> [Exercise brief]:
Arrange the rows below as a numbered list, leaving out any blank lines.
....................
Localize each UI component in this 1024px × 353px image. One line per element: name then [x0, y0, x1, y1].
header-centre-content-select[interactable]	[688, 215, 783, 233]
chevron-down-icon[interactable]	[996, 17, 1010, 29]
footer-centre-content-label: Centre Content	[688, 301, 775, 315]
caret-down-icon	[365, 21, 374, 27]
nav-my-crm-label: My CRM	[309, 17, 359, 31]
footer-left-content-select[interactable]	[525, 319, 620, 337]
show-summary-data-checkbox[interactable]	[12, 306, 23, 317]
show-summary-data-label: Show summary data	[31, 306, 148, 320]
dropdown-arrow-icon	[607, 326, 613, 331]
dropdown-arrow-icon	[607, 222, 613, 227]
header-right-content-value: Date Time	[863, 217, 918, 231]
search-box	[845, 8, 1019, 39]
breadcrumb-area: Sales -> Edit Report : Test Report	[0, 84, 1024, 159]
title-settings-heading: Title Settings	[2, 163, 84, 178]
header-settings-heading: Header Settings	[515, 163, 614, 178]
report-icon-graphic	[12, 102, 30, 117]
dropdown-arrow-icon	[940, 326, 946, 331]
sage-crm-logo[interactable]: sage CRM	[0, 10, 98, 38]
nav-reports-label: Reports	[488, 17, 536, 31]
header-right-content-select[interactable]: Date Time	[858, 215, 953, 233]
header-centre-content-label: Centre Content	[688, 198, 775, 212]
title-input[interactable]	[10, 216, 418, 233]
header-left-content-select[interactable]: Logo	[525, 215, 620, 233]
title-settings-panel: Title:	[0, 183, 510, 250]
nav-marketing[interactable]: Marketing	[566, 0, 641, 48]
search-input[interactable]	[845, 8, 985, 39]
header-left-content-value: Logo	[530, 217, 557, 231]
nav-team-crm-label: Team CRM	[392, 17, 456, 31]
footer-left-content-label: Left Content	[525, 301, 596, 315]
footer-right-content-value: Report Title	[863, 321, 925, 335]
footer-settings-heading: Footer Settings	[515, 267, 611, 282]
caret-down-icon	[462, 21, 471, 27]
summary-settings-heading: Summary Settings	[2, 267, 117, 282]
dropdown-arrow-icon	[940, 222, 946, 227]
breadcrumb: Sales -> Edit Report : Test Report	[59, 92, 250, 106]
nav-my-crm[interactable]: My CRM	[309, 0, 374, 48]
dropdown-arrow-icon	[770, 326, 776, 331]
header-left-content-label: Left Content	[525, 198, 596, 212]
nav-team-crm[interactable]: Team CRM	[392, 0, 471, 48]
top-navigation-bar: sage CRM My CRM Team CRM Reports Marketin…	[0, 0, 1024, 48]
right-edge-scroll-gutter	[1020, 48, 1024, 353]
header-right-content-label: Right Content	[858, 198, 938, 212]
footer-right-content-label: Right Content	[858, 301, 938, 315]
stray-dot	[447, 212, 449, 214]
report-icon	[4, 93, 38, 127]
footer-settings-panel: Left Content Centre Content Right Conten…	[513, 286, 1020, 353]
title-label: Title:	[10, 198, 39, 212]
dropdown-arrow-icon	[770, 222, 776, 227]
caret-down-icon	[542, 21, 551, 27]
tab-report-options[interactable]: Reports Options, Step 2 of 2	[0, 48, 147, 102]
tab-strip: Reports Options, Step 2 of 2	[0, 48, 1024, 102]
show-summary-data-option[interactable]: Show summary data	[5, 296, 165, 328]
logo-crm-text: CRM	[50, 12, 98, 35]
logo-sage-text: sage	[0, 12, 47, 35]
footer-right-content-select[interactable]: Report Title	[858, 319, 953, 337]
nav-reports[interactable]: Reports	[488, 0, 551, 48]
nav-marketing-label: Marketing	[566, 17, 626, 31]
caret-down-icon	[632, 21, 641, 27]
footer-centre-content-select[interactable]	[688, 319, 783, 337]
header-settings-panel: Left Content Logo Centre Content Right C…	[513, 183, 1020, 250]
....................
> [Result of the task]:
1. Localize each UI component in this 1024px × 353px image. One line per element: name then [x0, y0, x1, y1].
2. header-centre-content-select[interactable]	[688, 215, 783, 233]
3. chevron-down-icon[interactable]	[996, 17, 1010, 29]
4. footer-centre-content-label: Centre Content	[688, 301, 775, 315]
5. caret-down-icon	[365, 21, 374, 27]
6. nav-my-crm-label: My CRM	[309, 17, 359, 31]
7. footer-left-content-select[interactable]	[525, 319, 620, 337]
8. show-summary-data-checkbox[interactable]	[12, 306, 23, 317]
9. show-summary-data-label: Show summary data	[31, 306, 148, 320]
10. dropdown-arrow-icon	[607, 326, 613, 331]
11. dropdown-arrow-icon	[607, 222, 613, 227]
12. header-right-content-value: Date Time	[863, 217, 918, 231]
13. search-box	[845, 8, 1019, 39]
14. breadcrumb-area: Sales -> Edit Report : Test Report	[0, 84, 1024, 159]
15. title-settings-heading: Title Settings	[2, 163, 84, 178]
16. header-settings-heading: Header Settings	[515, 163, 614, 178]
17. report-icon-graphic	[12, 102, 30, 117]
18. dropdown-arrow-icon	[940, 326, 946, 331]
19. sage-crm-logo[interactable]: sage CRM	[0, 10, 98, 38]
20. nav-reports-label: Reports	[488, 17, 536, 31]
21. header-right-content-select[interactable]: Date Time	[858, 215, 953, 233]
22. header-centre-content-label: Centre Content	[688, 198, 775, 212]
23. title-input[interactable]	[10, 216, 418, 233]
24. header-left-content-select[interactable]: Logo	[525, 215, 620, 233]
25. title-settings-panel: Title:	[0, 183, 510, 250]
26. nav-marketing[interactable]: Marketing	[566, 0, 641, 48]
27. search-input[interactable]	[845, 8, 985, 39]
28. header-left-content-value: Logo	[530, 217, 557, 231]
29. nav-team-crm-label: Team CRM	[392, 17, 456, 31]
30. footer-left-content-label: Left Content	[525, 301, 596, 315]
31. footer-right-content-value: Report Title	[863, 321, 925, 335]
32. footer-settings-heading: Footer Settings	[515, 267, 611, 282]
33. caret-down-icon	[462, 21, 471, 27]
34. summary-settings-heading: Summary Settings	[2, 267, 117, 282]
35. dropdown-arrow-icon	[940, 222, 946, 227]
36. breadcrumb: Sales -> Edit Report : Test Report	[59, 92, 250, 106]
37. nav-my-crm[interactable]: My CRM	[309, 0, 374, 48]
38. dropdown-arrow-icon	[770, 326, 776, 331]
39. header-left-content-label: Left Content	[525, 198, 596, 212]
40. nav-team-crm[interactable]: Team CRM	[392, 0, 471, 48]
41. top-navigation-bar: sage CRM My CRM Team CRM Reports Marketin…	[0, 0, 1024, 48]
42. right-edge-scroll-gutter	[1020, 48, 1024, 353]
43. header-right-content-label: Right Content	[858, 198, 938, 212]
44. footer-right-content-label: Right Content	[858, 301, 938, 315]
45. stray-dot	[447, 212, 449, 214]
46. report-icon	[4, 93, 38, 127]
47. footer-settings-panel: Left Content Centre Content Right Conten…	[513, 286, 1020, 353]
48. title-label: Title:	[10, 198, 39, 212]
49. dropdown-arrow-icon	[770, 222, 776, 227]
50. caret-down-icon	[542, 21, 551, 27]
51. tab-report-options[interactable]: Reports Options, Step 2 of 2	[0, 48, 147, 102]
52. tab-strip: Reports Options, Step 2 of 2	[0, 48, 1024, 102]
53. show-summary-data-option[interactable]: Show summary data	[5, 296, 165, 328]
54. logo-crm-text: CRM	[50, 12, 98, 35]
55. logo-sage-text: sage	[0, 12, 47, 35]
56. footer-right-content-select[interactable]: Report Title	[858, 319, 953, 337]
57. nav-reports[interactable]: Reports	[488, 0, 551, 48]
58. nav-marketing-label: Marketing	[566, 17, 626, 31]
59. caret-down-icon	[632, 21, 641, 27]
60. footer-centre-content-select[interactable]	[688, 319, 783, 337]
61. header-settings-panel: Left Content Logo Centre Content Right C…	[513, 183, 1020, 250]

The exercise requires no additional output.